### ENTRIES SUPPLIED

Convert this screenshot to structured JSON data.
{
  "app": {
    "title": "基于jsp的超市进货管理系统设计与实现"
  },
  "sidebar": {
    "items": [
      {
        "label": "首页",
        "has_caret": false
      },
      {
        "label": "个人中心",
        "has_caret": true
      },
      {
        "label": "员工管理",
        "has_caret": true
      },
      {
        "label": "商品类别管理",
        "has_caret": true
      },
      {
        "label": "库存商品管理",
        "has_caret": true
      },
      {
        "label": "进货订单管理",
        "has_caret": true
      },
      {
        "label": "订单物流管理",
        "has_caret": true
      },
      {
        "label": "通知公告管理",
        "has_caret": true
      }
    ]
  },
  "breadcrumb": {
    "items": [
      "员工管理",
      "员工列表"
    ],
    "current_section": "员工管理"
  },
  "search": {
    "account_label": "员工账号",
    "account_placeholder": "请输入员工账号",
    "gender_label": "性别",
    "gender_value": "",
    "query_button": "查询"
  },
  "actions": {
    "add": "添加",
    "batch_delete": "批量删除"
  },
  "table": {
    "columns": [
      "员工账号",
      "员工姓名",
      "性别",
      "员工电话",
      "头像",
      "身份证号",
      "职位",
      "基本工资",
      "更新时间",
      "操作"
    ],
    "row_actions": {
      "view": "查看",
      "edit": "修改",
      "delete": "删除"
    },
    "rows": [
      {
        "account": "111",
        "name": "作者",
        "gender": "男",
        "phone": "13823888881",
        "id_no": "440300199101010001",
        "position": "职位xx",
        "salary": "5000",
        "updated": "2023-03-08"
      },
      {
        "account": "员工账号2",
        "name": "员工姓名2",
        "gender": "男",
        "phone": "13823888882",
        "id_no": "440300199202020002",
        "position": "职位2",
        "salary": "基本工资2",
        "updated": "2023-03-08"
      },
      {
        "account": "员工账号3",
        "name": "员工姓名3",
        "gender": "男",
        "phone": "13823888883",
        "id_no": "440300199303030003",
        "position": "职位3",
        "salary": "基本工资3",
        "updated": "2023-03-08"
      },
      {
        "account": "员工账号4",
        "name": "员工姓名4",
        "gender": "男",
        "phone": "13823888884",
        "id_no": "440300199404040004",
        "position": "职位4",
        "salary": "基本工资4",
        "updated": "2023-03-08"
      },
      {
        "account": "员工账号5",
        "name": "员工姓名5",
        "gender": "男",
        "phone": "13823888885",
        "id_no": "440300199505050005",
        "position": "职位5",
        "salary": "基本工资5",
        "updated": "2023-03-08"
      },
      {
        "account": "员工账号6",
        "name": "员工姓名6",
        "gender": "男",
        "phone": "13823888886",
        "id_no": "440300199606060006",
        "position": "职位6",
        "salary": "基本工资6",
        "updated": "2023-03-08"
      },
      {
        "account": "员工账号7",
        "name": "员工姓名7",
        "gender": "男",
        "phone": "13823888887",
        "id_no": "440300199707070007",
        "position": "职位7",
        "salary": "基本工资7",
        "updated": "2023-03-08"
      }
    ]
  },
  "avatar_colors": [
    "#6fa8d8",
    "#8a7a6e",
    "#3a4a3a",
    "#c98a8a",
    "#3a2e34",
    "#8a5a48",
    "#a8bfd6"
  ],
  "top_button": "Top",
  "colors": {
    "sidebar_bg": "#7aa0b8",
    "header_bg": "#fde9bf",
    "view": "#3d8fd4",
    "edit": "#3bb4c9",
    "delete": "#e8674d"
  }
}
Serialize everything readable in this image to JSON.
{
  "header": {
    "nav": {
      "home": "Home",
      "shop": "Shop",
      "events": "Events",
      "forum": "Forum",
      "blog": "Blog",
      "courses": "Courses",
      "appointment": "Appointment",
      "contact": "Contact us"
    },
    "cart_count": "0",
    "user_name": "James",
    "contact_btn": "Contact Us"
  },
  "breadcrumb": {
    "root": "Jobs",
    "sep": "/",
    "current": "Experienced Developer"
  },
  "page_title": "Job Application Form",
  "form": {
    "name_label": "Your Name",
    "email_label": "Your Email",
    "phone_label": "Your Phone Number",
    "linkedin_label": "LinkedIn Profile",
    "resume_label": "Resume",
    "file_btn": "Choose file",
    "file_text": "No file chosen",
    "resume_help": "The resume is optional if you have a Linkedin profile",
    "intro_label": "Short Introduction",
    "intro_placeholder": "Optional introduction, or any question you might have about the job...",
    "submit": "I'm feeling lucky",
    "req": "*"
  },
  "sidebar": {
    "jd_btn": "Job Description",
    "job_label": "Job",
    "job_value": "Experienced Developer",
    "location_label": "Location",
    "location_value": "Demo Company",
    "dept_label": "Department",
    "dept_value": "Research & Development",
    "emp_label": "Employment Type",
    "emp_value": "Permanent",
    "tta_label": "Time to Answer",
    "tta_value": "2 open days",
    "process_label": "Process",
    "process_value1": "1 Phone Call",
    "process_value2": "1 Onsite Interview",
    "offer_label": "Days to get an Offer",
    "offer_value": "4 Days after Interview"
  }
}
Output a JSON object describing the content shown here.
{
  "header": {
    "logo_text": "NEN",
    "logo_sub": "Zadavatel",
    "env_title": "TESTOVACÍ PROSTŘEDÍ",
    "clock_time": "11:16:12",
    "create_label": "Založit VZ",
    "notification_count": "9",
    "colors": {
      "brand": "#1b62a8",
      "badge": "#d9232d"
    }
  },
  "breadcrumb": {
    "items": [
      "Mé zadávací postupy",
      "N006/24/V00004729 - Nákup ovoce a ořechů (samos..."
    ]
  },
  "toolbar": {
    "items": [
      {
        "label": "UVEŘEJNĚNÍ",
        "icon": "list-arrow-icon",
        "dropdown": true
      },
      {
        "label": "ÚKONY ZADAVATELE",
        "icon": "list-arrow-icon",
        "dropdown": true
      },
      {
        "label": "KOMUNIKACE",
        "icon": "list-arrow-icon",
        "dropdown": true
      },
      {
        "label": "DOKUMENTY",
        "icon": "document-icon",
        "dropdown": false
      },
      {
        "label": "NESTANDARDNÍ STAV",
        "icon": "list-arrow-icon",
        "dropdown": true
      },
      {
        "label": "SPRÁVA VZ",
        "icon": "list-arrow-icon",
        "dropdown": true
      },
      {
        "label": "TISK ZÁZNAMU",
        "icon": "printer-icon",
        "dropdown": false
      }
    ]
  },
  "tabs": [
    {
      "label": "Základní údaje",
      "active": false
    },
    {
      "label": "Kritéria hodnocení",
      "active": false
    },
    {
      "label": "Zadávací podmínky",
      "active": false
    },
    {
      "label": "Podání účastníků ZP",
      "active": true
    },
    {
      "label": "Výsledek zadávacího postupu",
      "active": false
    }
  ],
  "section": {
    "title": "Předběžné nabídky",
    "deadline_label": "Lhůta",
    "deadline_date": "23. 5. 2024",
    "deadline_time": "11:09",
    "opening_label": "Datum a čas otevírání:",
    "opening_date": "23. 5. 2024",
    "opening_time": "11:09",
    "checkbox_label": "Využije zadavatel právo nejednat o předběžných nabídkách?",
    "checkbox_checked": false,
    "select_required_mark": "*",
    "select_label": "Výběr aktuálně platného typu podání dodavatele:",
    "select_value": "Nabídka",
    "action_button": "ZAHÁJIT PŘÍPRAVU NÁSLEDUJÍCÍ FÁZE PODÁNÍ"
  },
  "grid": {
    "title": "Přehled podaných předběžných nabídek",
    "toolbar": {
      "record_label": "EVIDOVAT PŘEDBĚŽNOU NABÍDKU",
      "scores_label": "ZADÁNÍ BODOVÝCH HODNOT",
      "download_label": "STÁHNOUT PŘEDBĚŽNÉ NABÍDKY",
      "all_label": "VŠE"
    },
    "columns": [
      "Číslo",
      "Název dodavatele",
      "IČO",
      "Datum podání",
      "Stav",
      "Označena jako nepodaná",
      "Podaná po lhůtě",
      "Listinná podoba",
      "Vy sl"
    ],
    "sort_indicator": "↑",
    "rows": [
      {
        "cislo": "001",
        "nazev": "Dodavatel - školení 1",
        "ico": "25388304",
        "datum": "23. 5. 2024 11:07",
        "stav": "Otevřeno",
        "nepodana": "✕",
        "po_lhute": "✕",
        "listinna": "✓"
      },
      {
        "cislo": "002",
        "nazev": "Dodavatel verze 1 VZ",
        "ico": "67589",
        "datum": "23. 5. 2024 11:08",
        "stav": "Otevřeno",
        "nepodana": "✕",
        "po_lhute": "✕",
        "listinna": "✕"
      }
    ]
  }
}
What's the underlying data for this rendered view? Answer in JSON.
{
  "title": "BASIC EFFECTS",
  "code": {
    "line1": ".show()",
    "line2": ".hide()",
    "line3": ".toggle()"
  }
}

### TASK TO CARRY OUT
Check each line of the records for the word "dodavatele", and show the lines that contain it.

### EXERCISE ANSWER
    "select_label": "Výběr aktuálně platného typu podání dodavatele:",
      "Název dodavatele",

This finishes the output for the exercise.